* Data provided *
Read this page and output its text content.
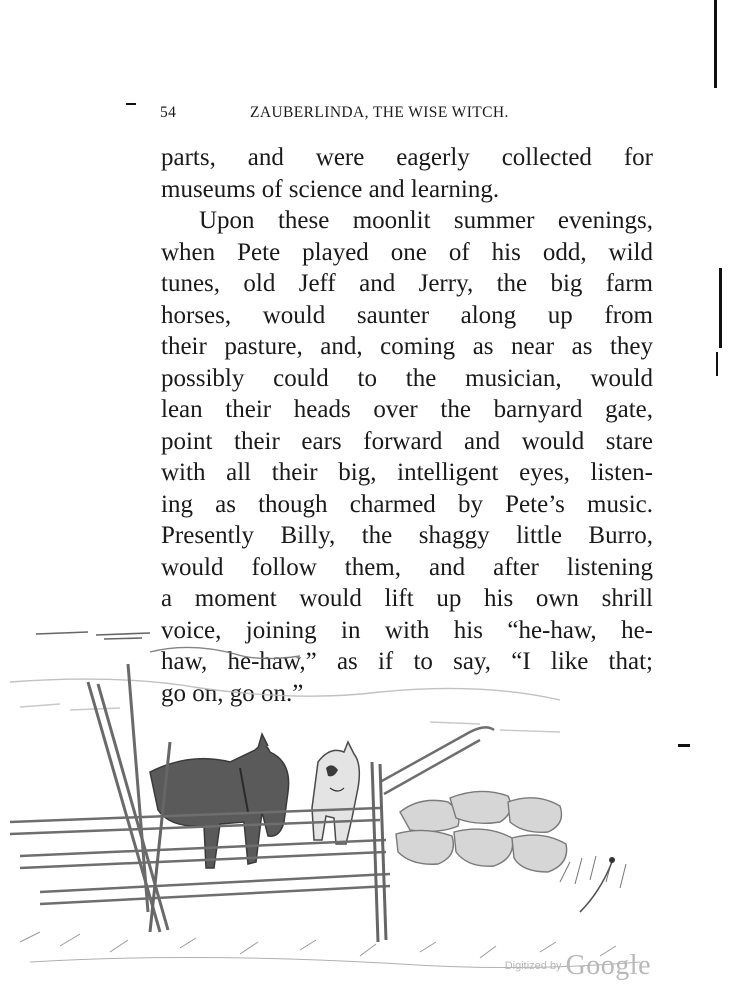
54	ZAUBERLINDA, THE WISE WITCH.
parts, and were eagerly collected for
museums of science and learning.
Upon these moonlit summer evenings,
when Pete played one of his odd, wild
tunes, old Jeff and Jerry, the big farm
horses, would saunter along up from
their pasture, and, coming as near as they
possibly could to the musician, would
lean their heads over the barnyard gate,
point their ears forward and would stare
with all their big, intelligent eyes, listen-
ing as though charmed by Pete’s music.
Presently Billy, the shaggy little Burro,
would follow them, and after listening
a moment would lift up his own shrill
voice, joining in with his “he-haw, he-
haw, he-haw,” as if to say, “I like that;
go on, go on.”
Digitized by Google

* Description of the task *
Retype the whole listing exactly and leave the pictures out.

* The result *
Read this page and output its text content.
54	ZAUBERLINDA, THE WISE WITCH.
parts, and were eagerly collected for
museums of science and learning.
Upon these moonlit summer evenings,
when Pete played one of his odd, wild
tunes, old Jeff and Jerry, the big farm
horses, would saunter along up from
their pasture, and, coming as near as they
possibly could to the musician, would
lean their heads over the barnyard gate,
point their ears forward and would stare
with all their big, intelligent eyes, listen-
ing as though charmed by Pete’s music.
Presently Billy, the shaggy little Burro,
would follow them, and after listening
a moment would lift up his own shrill
voice, joining in with his “he-haw, he-
haw, he-haw,” as if to say, “I like that;
go on, go on.”
Digitized by Google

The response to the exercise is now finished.